## begin Dataset entries

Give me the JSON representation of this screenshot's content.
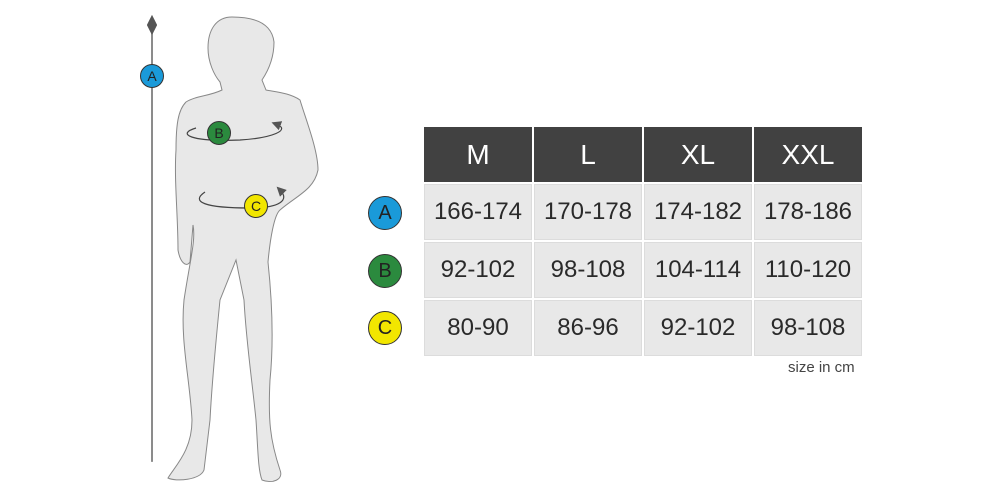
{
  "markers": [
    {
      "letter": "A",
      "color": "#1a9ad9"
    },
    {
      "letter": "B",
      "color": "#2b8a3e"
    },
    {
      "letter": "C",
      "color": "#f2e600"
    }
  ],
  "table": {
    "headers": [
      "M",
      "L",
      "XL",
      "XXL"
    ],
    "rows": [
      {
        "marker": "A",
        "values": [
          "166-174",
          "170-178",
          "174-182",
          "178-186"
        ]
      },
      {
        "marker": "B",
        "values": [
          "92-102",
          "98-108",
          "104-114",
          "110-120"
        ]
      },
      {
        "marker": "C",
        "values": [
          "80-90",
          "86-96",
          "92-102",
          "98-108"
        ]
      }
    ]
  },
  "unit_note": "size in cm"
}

## end Dataset entries
## begin Dataset entries

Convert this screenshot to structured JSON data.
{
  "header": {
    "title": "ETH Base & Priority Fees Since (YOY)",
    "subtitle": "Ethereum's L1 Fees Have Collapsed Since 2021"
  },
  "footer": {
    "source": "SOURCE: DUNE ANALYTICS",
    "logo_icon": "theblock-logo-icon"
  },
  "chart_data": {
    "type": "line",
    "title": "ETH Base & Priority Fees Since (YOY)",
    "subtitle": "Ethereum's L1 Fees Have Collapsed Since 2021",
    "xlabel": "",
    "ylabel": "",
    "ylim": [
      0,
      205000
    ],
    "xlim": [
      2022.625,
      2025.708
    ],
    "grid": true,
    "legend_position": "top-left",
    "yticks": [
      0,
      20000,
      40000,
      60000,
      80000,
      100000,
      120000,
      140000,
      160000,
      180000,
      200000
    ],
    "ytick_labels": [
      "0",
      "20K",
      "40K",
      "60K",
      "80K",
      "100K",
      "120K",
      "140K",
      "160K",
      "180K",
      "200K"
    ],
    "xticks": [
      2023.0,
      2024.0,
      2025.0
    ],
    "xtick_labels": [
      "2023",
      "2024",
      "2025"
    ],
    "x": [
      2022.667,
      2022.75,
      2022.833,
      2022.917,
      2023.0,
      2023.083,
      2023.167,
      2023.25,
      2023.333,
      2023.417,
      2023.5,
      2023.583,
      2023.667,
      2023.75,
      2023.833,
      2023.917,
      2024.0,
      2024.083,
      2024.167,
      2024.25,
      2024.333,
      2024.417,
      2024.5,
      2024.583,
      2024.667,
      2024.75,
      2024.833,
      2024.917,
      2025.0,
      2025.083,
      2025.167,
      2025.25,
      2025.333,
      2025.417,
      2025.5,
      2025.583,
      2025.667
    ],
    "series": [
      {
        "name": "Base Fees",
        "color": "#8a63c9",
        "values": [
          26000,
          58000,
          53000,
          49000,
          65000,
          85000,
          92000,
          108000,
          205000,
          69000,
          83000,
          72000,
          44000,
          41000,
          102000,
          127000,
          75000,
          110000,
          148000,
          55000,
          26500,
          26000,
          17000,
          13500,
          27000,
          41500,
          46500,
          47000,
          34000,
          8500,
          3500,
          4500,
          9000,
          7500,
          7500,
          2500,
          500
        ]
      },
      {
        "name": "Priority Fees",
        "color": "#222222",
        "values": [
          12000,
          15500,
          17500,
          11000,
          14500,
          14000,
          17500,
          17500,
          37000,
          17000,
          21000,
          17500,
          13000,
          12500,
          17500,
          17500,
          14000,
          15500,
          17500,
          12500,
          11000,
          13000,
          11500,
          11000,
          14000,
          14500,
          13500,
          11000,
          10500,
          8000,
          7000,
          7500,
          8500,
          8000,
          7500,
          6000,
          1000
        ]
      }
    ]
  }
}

## end Dataset entries

§ **What to produce**
Collect every line above that contains the word "subtitle".

§ **Solved exercise**
    "subtitle": "Ethereum's L1 Fees Have Collapsed Since 2021"
    "subtitle": "Ethereum's L1 Fees Have Collapsed Since 2021",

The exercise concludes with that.